### Dataset
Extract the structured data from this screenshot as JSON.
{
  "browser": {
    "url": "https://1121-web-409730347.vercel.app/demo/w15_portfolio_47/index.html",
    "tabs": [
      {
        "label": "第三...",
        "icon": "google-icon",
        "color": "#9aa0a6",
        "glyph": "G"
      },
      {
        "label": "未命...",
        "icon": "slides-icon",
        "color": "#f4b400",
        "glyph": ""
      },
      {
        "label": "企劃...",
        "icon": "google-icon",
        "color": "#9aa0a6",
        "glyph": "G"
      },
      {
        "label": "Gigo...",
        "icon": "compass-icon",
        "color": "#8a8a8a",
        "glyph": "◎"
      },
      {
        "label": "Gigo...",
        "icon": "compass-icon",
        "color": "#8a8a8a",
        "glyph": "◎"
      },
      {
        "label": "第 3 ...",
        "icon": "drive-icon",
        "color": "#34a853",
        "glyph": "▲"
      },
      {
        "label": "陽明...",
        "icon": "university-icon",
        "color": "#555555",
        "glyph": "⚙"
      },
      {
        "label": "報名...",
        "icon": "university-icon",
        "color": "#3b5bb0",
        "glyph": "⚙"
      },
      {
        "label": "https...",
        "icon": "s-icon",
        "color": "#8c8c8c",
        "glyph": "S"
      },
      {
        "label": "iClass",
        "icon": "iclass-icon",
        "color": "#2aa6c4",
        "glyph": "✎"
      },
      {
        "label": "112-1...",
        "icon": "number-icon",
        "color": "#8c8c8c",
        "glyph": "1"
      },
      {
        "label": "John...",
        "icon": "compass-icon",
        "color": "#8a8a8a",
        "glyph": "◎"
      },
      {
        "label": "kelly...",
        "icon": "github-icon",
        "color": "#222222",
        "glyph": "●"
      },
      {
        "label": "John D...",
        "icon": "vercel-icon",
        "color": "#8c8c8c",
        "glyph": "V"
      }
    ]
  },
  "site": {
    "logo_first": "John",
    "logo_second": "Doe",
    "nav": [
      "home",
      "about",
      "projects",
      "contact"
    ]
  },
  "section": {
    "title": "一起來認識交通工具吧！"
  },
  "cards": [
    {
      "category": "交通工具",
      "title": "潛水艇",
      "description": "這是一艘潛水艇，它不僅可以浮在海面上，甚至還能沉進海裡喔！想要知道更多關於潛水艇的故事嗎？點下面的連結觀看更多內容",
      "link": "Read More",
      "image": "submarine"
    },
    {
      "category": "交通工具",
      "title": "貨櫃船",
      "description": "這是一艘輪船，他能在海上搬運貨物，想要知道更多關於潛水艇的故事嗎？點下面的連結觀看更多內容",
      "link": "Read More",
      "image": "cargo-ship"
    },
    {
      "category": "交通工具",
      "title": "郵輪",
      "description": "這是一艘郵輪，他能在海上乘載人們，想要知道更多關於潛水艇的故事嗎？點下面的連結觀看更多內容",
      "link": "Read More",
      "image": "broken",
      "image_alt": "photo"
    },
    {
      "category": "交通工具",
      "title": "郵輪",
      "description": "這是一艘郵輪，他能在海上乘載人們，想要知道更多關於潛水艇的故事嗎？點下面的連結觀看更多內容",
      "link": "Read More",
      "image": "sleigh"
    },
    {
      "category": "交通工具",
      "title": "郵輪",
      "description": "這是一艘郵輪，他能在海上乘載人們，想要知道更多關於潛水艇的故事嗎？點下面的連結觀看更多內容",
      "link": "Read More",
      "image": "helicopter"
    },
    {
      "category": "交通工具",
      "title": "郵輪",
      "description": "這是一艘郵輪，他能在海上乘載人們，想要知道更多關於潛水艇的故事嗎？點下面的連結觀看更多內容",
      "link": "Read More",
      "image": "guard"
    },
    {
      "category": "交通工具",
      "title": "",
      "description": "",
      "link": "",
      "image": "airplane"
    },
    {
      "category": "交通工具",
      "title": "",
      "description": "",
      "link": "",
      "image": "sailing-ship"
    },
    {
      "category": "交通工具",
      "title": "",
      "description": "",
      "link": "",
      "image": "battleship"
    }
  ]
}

### To do
Repeat the data precisely, line by line.

### Response to the task
Extract the structured data from this screenshot as JSON.
{
  "browser": {
    "url": "https://1121-web-409730347.vercel.app/demo/w15_portfolio_47/index.html",
    "tabs": [
      {
        "label": "第三...",
        "icon": "google-icon",
        "color": "#9aa0a6",
        "glyph": "G"
      },
      {
        "label": "未命...",
        "icon": "slides-icon",
        "color": "#f4b400",
        "glyph": ""
      },
      {
        "label": "企劃...",
        "icon": "google-icon",
        "color": "#9aa0a6",
        "glyph": "G"
      },
      {
        "label": "Gigo...",
        "icon": "compass-icon",
        "color": "#8a8a8a",
        "glyph": "◎"
      },
      {
        "label": "Gigo...",
        "icon": "compass-icon",
        "color": "#8a8a8a",
        "glyph": "◎"
      },
      {
        "label": "第 3 ...",
        "icon": "drive-icon",
        "color": "#34a853",
        "glyph": "▲"
      },
      {
        "label": "陽明...",
        "icon": "university-icon",
        "color": "#555555",
        "glyph": "⚙"
      },
      {
        "label": "報名...",
        "icon": "university-icon",
        "color": "#3b5bb0",
        "glyph": "⚙"
      },
      {
        "label": "https...",
        "icon": "s-icon",
        "color": "#8c8c8c",
        "glyph": "S"
      },
      {
        "label": "iClass",
        "icon": "iclass-icon",
        "color": "#2aa6c4",
        "glyph": "✎"
      },
      {
        "label": "112-1...",
        "icon": "number-icon",
        "color": "#8c8c8c",
        "glyph": "1"
      },
      {
        "label": "John...",
        "icon": "compass-icon",
        "color": "#8a8a8a",
        "glyph": "◎"
      },
      {
        "label": "kelly...",
        "icon": "github-icon",
        "color": "#222222",
        "glyph": "●"
      },
      {
        "label": "John D...",
        "icon": "vercel-icon",
        "color": "#8c8c8c",
        "glyph": "V"
      }
    ]
  },
  "site": {
    "logo_first": "John",
    "logo_second": "Doe",
    "nav": [
      "home",
      "about",
      "projects",
      "contact"
    ]
  },
  "section": {
    "title": "一起來認識交通工具吧！"
  },
  "cards": [
    {
      "category": "交通工具",
      "title": "潛水艇",
      "description": "這是一艘潛水艇，它不僅可以浮在海面上，甚至還能沉進海裡喔！想要知道更多關於潛水艇的故事嗎？點下面的連結觀看更多內容",
      "link": "Read More",
      "image": "submarine"
    },
    {
      "category": "交通工具",
      "title": "貨櫃船",
      "description": "這是一艘輪船，他能在海上搬運貨物，想要知道更多關於潛水艇的故事嗎？點下面的連結觀看更多內容",
      "link": "Read More",
      "image": "cargo-ship"
    },
    {
      "category": "交通工具",
      "title": "郵輪",
      "description": "這是一艘郵輪，他能在海上乘載人們，想要知道更多關於潛水艇的故事嗎？點下面的連結觀看更多內容",
      "link": "Read More",
      "image": "broken",
      "image_alt": "photo"
    },
    {
      "category": "交通工具",
      "title": "郵輪",
      "description": "這是一艘郵輪，他能在海上乘載人們，想要知道更多關於潛水艇的故事嗎？點下面的連結觀看更多內容",
      "link": "Read More",
      "image": "sleigh"
    },
    {
      "category": "交通工具",
      "title": "郵輪",
      "description": "這是一艘郵輪，他能在海上乘載人們，想要知道更多關於潛水艇的故事嗎？點下面的連結觀看更多內容",
      "link": "Read More",
      "image": "helicopter"
    },
    {
      "category": "交通工具",
      "title": "郵輪",
      "description": "這是一艘郵輪，他能在海上乘載人們，想要知道更多關於潛水艇的故事嗎？點下面的連結觀看更多內容",
      "link": "Read More",
      "image": "guard"
    },
    {
      "category": "交通工具",
      "title": "",
      "description": "",
      "link": "",
      "image": "airplane"
    },
    {
      "category": "交通工具",
      "title": "",
      "description": "",
      "link": "",
      "image": "sailing-ship"
    },
    {
      "category": "交通工具",
      "title": "",
      "description": "",
      "link": "",
      "image": "battleship"
    }
  ]
}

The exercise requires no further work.